» GIVEN INSTRUCTION
Identify all lines in the listing that include the word "CNXC", and copy them out.

» RAW DATA
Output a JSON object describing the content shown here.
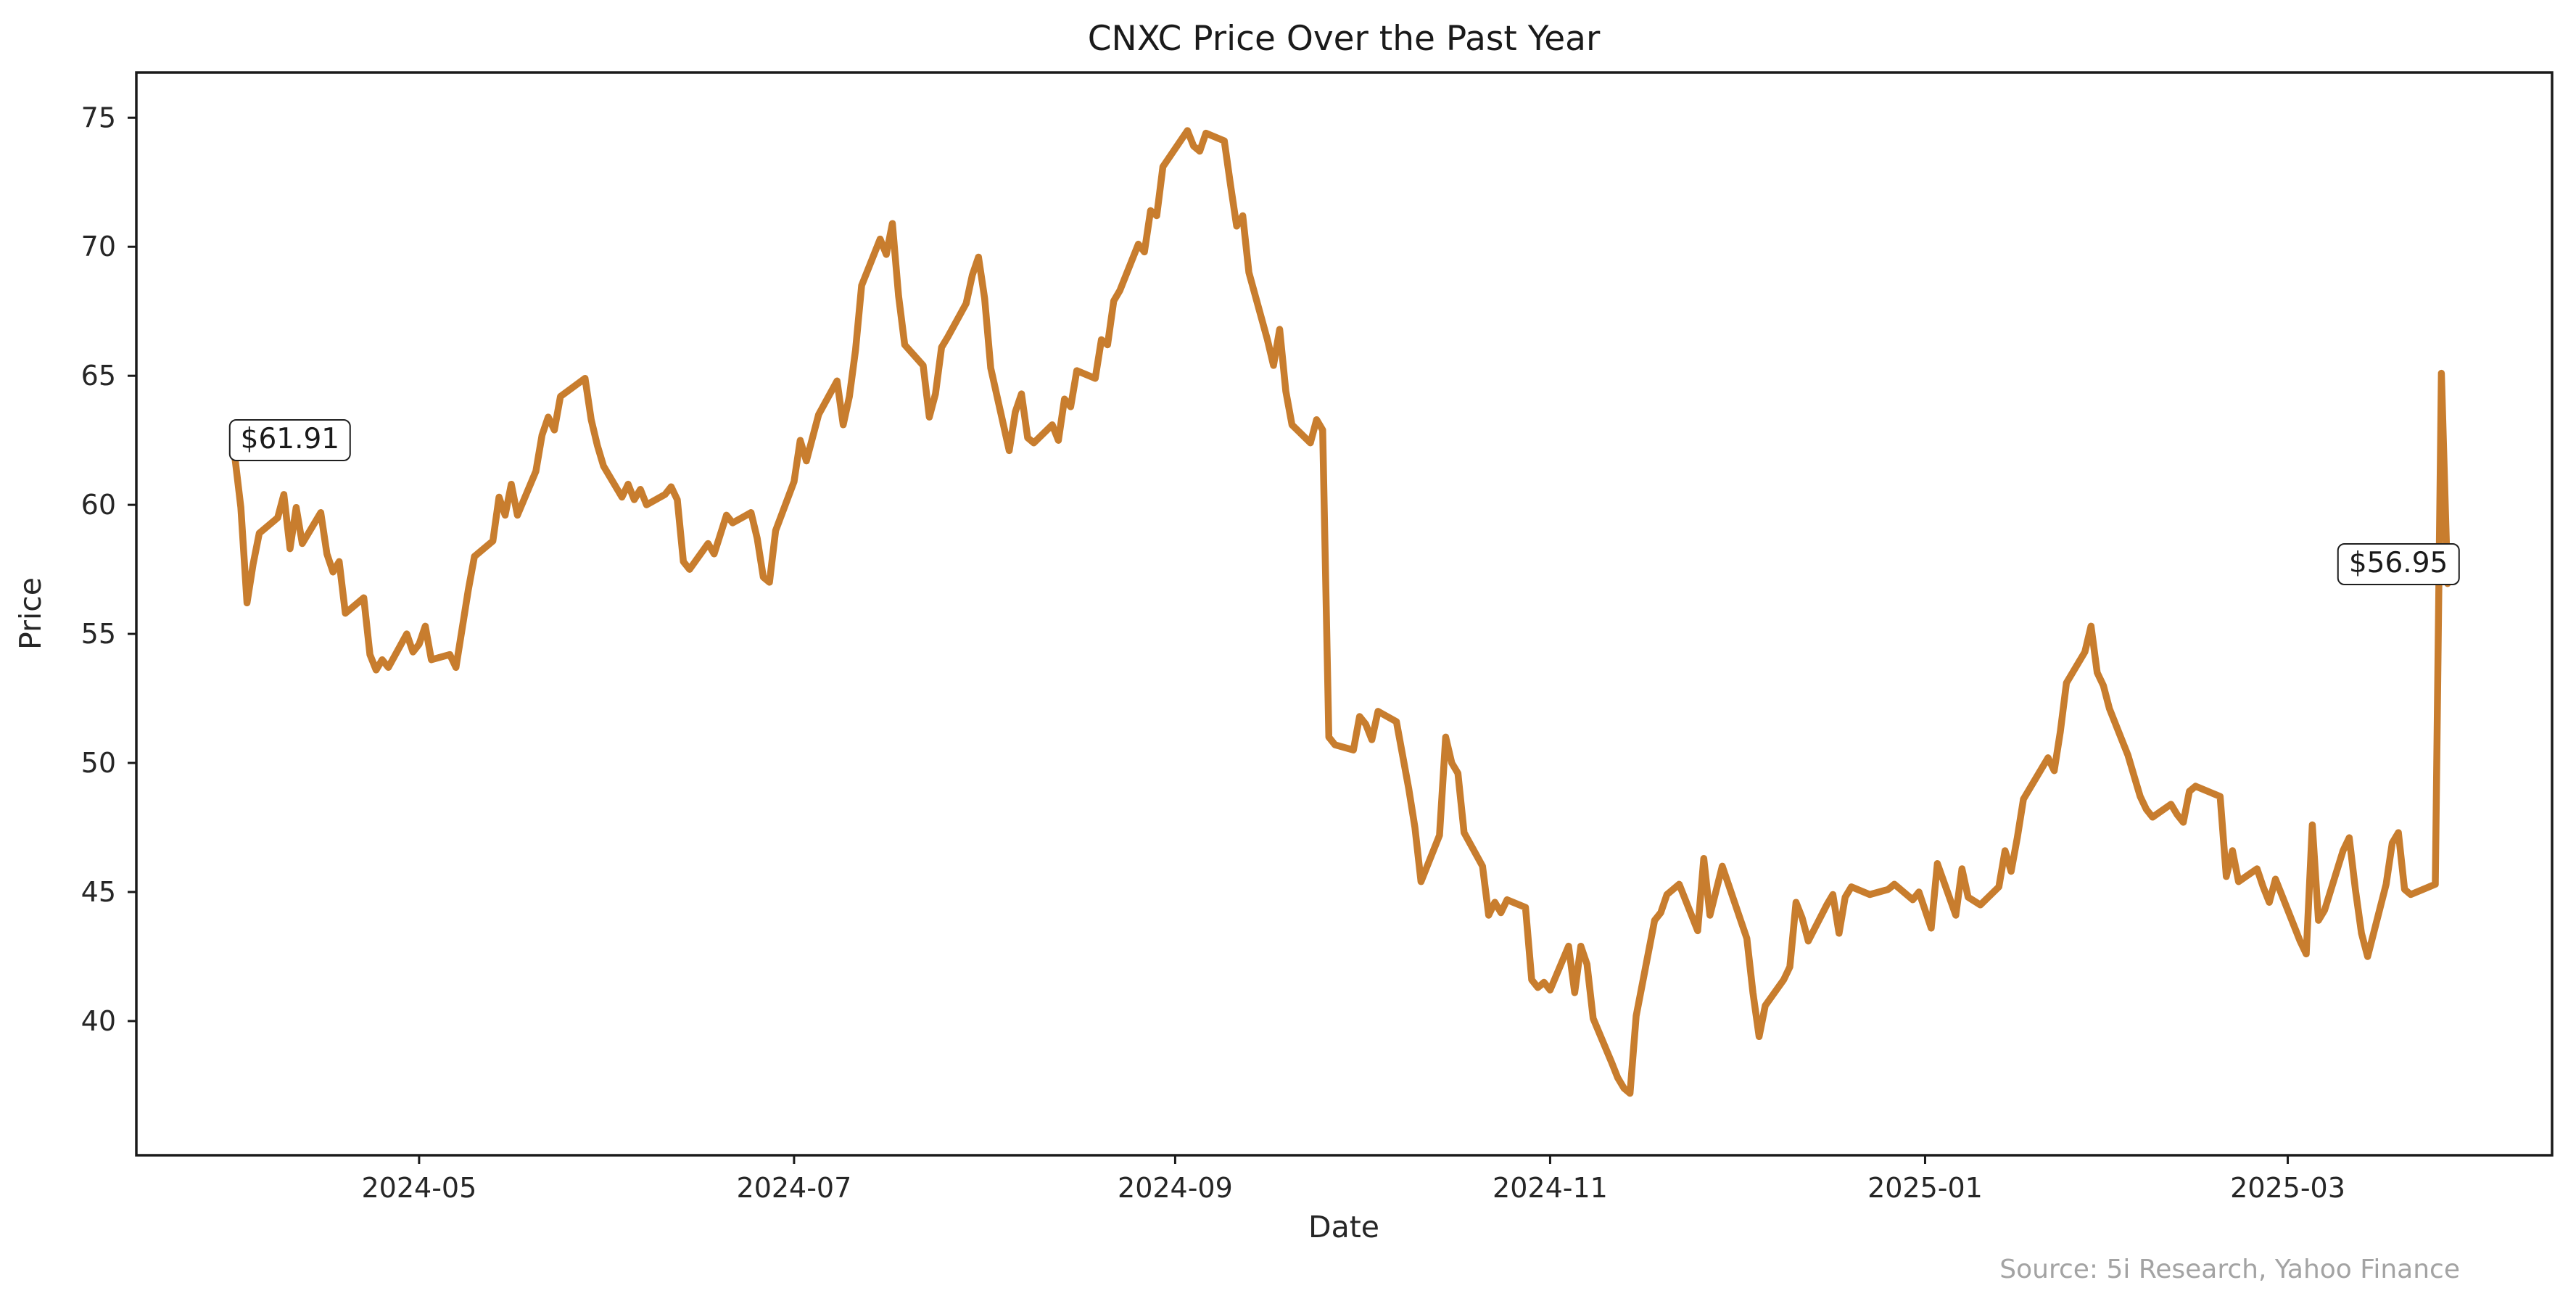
{
  "chart_data": {
    "type": "line",
    "title": "CNXC Price Over the Past Year",
    "xlabel": "Date",
    "ylabel": "Price",
    "line_color": "#C87D2E",
    "axis_color": "#1a1a1a",
    "text_color": "#262626",
    "grid": "off",
    "legend": "none",
    "xlim": [
      "2024-03-16",
      "2025-04-13"
    ],
    "ylim": [
      34.8,
      76.75
    ],
    "y_ticks": [
      40,
      45,
      50,
      55,
      60,
      65,
      70,
      75
    ],
    "x_ticks": [
      {
        "date": "2024-05-01",
        "label": "2024-05"
      },
      {
        "date": "2024-07-01",
        "label": "2024-07"
      },
      {
        "date": "2024-09-01",
        "label": "2024-09"
      },
      {
        "date": "2024-11-01",
        "label": "2024-11"
      },
      {
        "date": "2025-01-01",
        "label": "2025-01"
      },
      {
        "date": "2025-03-01",
        "label": "2025-03"
      }
    ],
    "annotations": [
      {
        "text": "$61.91",
        "date": "2024-04-10",
        "value": 62.5
      },
      {
        "text": "$56.95",
        "date": "2025-03-19",
        "value": 57.7
      }
    ],
    "series": [
      {
        "name": "CNXC",
        "points": [
          [
            "2024-04-01",
            61.91
          ],
          [
            "2024-04-02",
            59.9
          ],
          [
            "2024-04-03",
            56.2
          ],
          [
            "2024-04-04",
            57.7
          ],
          [
            "2024-04-05",
            58.9
          ],
          [
            "2024-04-08",
            59.5
          ],
          [
            "2024-04-09",
            60.4
          ],
          [
            "2024-04-10",
            58.3
          ],
          [
            "2024-04-11",
            59.9
          ],
          [
            "2024-04-12",
            58.5
          ],
          [
            "2024-04-15",
            59.7
          ],
          [
            "2024-04-16",
            58.1
          ],
          [
            "2024-04-17",
            57.4
          ],
          [
            "2024-04-18",
            57.8
          ],
          [
            "2024-04-19",
            55.8
          ],
          [
            "2024-04-22",
            56.4
          ],
          [
            "2024-04-23",
            54.2
          ],
          [
            "2024-04-24",
            53.6
          ],
          [
            "2024-04-25",
            54.0
          ],
          [
            "2024-04-26",
            53.7
          ],
          [
            "2024-04-29",
            55.0
          ],
          [
            "2024-04-30",
            54.3
          ],
          [
            "2024-05-01",
            54.6
          ],
          [
            "2024-05-02",
            55.3
          ],
          [
            "2024-05-03",
            54.0
          ],
          [
            "2024-05-06",
            54.2
          ],
          [
            "2024-05-07",
            53.7
          ],
          [
            "2024-05-08",
            55.2
          ],
          [
            "2024-05-09",
            56.7
          ],
          [
            "2024-05-10",
            58.0
          ],
          [
            "2024-05-13",
            58.6
          ],
          [
            "2024-05-14",
            60.3
          ],
          [
            "2024-05-15",
            59.6
          ],
          [
            "2024-05-16",
            60.8
          ],
          [
            "2024-05-17",
            59.6
          ],
          [
            "2024-05-20",
            61.3
          ],
          [
            "2024-05-21",
            62.7
          ],
          [
            "2024-05-22",
            63.4
          ],
          [
            "2024-05-23",
            62.9
          ],
          [
            "2024-05-24",
            64.2
          ],
          [
            "2024-05-28",
            64.9
          ],
          [
            "2024-05-29",
            63.3
          ],
          [
            "2024-05-30",
            62.3
          ],
          [
            "2024-05-31",
            61.5
          ],
          [
            "2024-06-03",
            60.3
          ],
          [
            "2024-06-04",
            60.8
          ],
          [
            "2024-06-05",
            60.2
          ],
          [
            "2024-06-06",
            60.6
          ],
          [
            "2024-06-07",
            60.0
          ],
          [
            "2024-06-10",
            60.4
          ],
          [
            "2024-06-11",
            60.7
          ],
          [
            "2024-06-12",
            60.2
          ],
          [
            "2024-06-13",
            57.8
          ],
          [
            "2024-06-14",
            57.5
          ],
          [
            "2024-06-17",
            58.5
          ],
          [
            "2024-06-18",
            58.1
          ],
          [
            "2024-06-20",
            59.6
          ],
          [
            "2024-06-21",
            59.3
          ],
          [
            "2024-06-24",
            59.7
          ],
          [
            "2024-06-25",
            58.7
          ],
          [
            "2024-06-26",
            57.2
          ],
          [
            "2024-06-27",
            57.0
          ],
          [
            "2024-06-28",
            59.0
          ],
          [
            "2024-07-01",
            60.9
          ],
          [
            "2024-07-02",
            62.5
          ],
          [
            "2024-07-03",
            61.7
          ],
          [
            "2024-07-05",
            63.5
          ],
          [
            "2024-07-08",
            64.8
          ],
          [
            "2024-07-09",
            63.1
          ],
          [
            "2024-07-10",
            64.2
          ],
          [
            "2024-07-11",
            66.0
          ],
          [
            "2024-07-12",
            68.5
          ],
          [
            "2024-07-15",
            70.3
          ],
          [
            "2024-07-16",
            69.7
          ],
          [
            "2024-07-17",
            70.9
          ],
          [
            "2024-07-18",
            68.1
          ],
          [
            "2024-07-19",
            66.2
          ],
          [
            "2024-07-22",
            65.4
          ],
          [
            "2024-07-23",
            63.4
          ],
          [
            "2024-07-24",
            64.3
          ],
          [
            "2024-07-25",
            66.1
          ],
          [
            "2024-07-26",
            66.5
          ],
          [
            "2024-07-29",
            67.8
          ],
          [
            "2024-07-30",
            68.9
          ],
          [
            "2024-07-31",
            69.6
          ],
          [
            "2024-08-01",
            68.0
          ],
          [
            "2024-08-02",
            65.3
          ],
          [
            "2024-08-05",
            62.1
          ],
          [
            "2024-08-06",
            63.6
          ],
          [
            "2024-08-07",
            64.3
          ],
          [
            "2024-08-08",
            62.6
          ],
          [
            "2024-08-09",
            62.4
          ],
          [
            "2024-08-12",
            63.1
          ],
          [
            "2024-08-13",
            62.5
          ],
          [
            "2024-08-14",
            64.1
          ],
          [
            "2024-08-15",
            63.8
          ],
          [
            "2024-08-16",
            65.2
          ],
          [
            "2024-08-19",
            64.9
          ],
          [
            "2024-08-20",
            66.4
          ],
          [
            "2024-08-21",
            66.2
          ],
          [
            "2024-08-22",
            67.9
          ],
          [
            "2024-08-23",
            68.3
          ],
          [
            "2024-08-26",
            70.1
          ],
          [
            "2024-08-27",
            69.8
          ],
          [
            "2024-08-28",
            71.4
          ],
          [
            "2024-08-29",
            71.2
          ],
          [
            "2024-08-30",
            73.1
          ],
          [
            "2024-09-03",
            74.5
          ],
          [
            "2024-09-04",
            73.9
          ],
          [
            "2024-09-05",
            73.7
          ],
          [
            "2024-09-06",
            74.4
          ],
          [
            "2024-09-09",
            74.1
          ],
          [
            "2024-09-10",
            72.4
          ],
          [
            "2024-09-11",
            70.8
          ],
          [
            "2024-09-12",
            71.2
          ],
          [
            "2024-09-13",
            69.0
          ],
          [
            "2024-09-16",
            66.4
          ],
          [
            "2024-09-17",
            65.4
          ],
          [
            "2024-09-18",
            66.8
          ],
          [
            "2024-09-19",
            64.4
          ],
          [
            "2024-09-20",
            63.1
          ],
          [
            "2024-09-23",
            62.4
          ],
          [
            "2024-09-24",
            63.3
          ],
          [
            "2024-09-25",
            62.9
          ],
          [
            "2024-09-26",
            51.0
          ],
          [
            "2024-09-27",
            50.7
          ],
          [
            "2024-09-30",
            50.5
          ],
          [
            "2024-10-01",
            51.8
          ],
          [
            "2024-10-02",
            51.5
          ],
          [
            "2024-10-03",
            50.9
          ],
          [
            "2024-10-04",
            52.0
          ],
          [
            "2024-10-07",
            51.6
          ],
          [
            "2024-10-08",
            50.3
          ],
          [
            "2024-10-09",
            49.0
          ],
          [
            "2024-10-10",
            47.5
          ],
          [
            "2024-10-11",
            45.4
          ],
          [
            "2024-10-14",
            47.2
          ],
          [
            "2024-10-15",
            51.0
          ],
          [
            "2024-10-16",
            50.0
          ],
          [
            "2024-10-17",
            49.6
          ],
          [
            "2024-10-18",
            47.3
          ],
          [
            "2024-10-21",
            46.0
          ],
          [
            "2024-10-22",
            44.1
          ],
          [
            "2024-10-23",
            44.6
          ],
          [
            "2024-10-24",
            44.2
          ],
          [
            "2024-10-25",
            44.7
          ],
          [
            "2024-10-28",
            44.4
          ],
          [
            "2024-10-29",
            41.6
          ],
          [
            "2024-10-30",
            41.3
          ],
          [
            "2024-10-31",
            41.5
          ],
          [
            "2024-11-01",
            41.2
          ],
          [
            "2024-11-04",
            42.9
          ],
          [
            "2024-11-05",
            41.1
          ],
          [
            "2024-11-06",
            42.9
          ],
          [
            "2024-11-07",
            42.2
          ],
          [
            "2024-11-08",
            40.1
          ],
          [
            "2024-11-11",
            38.4
          ],
          [
            "2024-11-12",
            37.8
          ],
          [
            "2024-11-13",
            37.4
          ],
          [
            "2024-11-14",
            37.2
          ],
          [
            "2024-11-15",
            40.2
          ],
          [
            "2024-11-18",
            43.9
          ],
          [
            "2024-11-19",
            44.2
          ],
          [
            "2024-11-20",
            44.9
          ],
          [
            "2024-11-21",
            45.1
          ],
          [
            "2024-11-22",
            45.3
          ],
          [
            "2024-11-25",
            43.5
          ],
          [
            "2024-11-26",
            46.3
          ],
          [
            "2024-11-27",
            44.1
          ],
          [
            "2024-11-29",
            46.0
          ],
          [
            "2024-12-02",
            43.9
          ],
          [
            "2024-12-03",
            43.2
          ],
          [
            "2024-12-04",
            41.1
          ],
          [
            "2024-12-05",
            39.4
          ],
          [
            "2024-12-06",
            40.6
          ],
          [
            "2024-12-09",
            41.6
          ],
          [
            "2024-12-10",
            42.1
          ],
          [
            "2024-12-11",
            44.6
          ],
          [
            "2024-12-12",
            44.0
          ],
          [
            "2024-12-13",
            43.1
          ],
          [
            "2024-12-16",
            44.5
          ],
          [
            "2024-12-17",
            44.9
          ],
          [
            "2024-12-18",
            43.4
          ],
          [
            "2024-12-19",
            44.8
          ],
          [
            "2024-12-20",
            45.2
          ],
          [
            "2024-12-23",
            44.9
          ],
          [
            "2024-12-26",
            45.1
          ],
          [
            "2024-12-27",
            45.3
          ],
          [
            "2024-12-30",
            44.7
          ],
          [
            "2024-12-31",
            45.0
          ],
          [
            "2025-01-02",
            43.6
          ],
          [
            "2025-01-03",
            46.1
          ],
          [
            "2025-01-06",
            44.1
          ],
          [
            "2025-01-07",
            45.9
          ],
          [
            "2025-01-08",
            44.8
          ],
          [
            "2025-01-10",
            44.5
          ],
          [
            "2025-01-13",
            45.2
          ],
          [
            "2025-01-14",
            46.6
          ],
          [
            "2025-01-15",
            45.8
          ],
          [
            "2025-01-16",
            47.1
          ],
          [
            "2025-01-17",
            48.6
          ],
          [
            "2025-01-21",
            50.2
          ],
          [
            "2025-01-22",
            49.7
          ],
          [
            "2025-01-23",
            51.2
          ],
          [
            "2025-01-24",
            53.1
          ],
          [
            "2025-01-27",
            54.3
          ],
          [
            "2025-01-28",
            55.3
          ],
          [
            "2025-01-29",
            53.5
          ],
          [
            "2025-01-30",
            53.0
          ],
          [
            "2025-01-31",
            52.1
          ],
          [
            "2025-02-03",
            50.3
          ],
          [
            "2025-02-04",
            49.5
          ],
          [
            "2025-02-05",
            48.7
          ],
          [
            "2025-02-06",
            48.2
          ],
          [
            "2025-02-07",
            47.9
          ],
          [
            "2025-02-10",
            48.4
          ],
          [
            "2025-02-11",
            48.0
          ],
          [
            "2025-02-12",
            47.7
          ],
          [
            "2025-02-13",
            48.9
          ],
          [
            "2025-02-14",
            49.1
          ],
          [
            "2025-02-18",
            48.7
          ],
          [
            "2025-02-19",
            45.6
          ],
          [
            "2025-02-20",
            46.6
          ],
          [
            "2025-02-21",
            45.4
          ],
          [
            "2025-02-24",
            45.9
          ],
          [
            "2025-02-25",
            45.2
          ],
          [
            "2025-02-26",
            44.6
          ],
          [
            "2025-02-27",
            45.5
          ],
          [
            "2025-02-28",
            44.9
          ],
          [
            "2025-03-03",
            43.1
          ],
          [
            "2025-03-04",
            42.6
          ],
          [
            "2025-03-05",
            47.6
          ],
          [
            "2025-03-06",
            43.9
          ],
          [
            "2025-03-07",
            44.3
          ],
          [
            "2025-03-10",
            46.6
          ],
          [
            "2025-03-11",
            47.1
          ],
          [
            "2025-03-12",
            45.1
          ],
          [
            "2025-03-13",
            43.4
          ],
          [
            "2025-03-14",
            42.5
          ],
          [
            "2025-03-17",
            45.3
          ],
          [
            "2025-03-18",
            46.9
          ],
          [
            "2025-03-19",
            47.3
          ],
          [
            "2025-03-20",
            45.1
          ],
          [
            "2025-03-21",
            44.9
          ],
          [
            "2025-03-24",
            45.2
          ],
          [
            "2025-03-25",
            45.3
          ],
          [
            "2025-03-26",
            65.1
          ],
          [
            "2025-03-27",
            56.95
          ]
        ]
      }
    ]
  },
  "footer": {
    "source": "Source: 5i Research, Yahoo Finance"
  }
}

» EXERCISE SOLUTION
    "title": "CNXC Price Over the Past Year",
        "name": "CNXC",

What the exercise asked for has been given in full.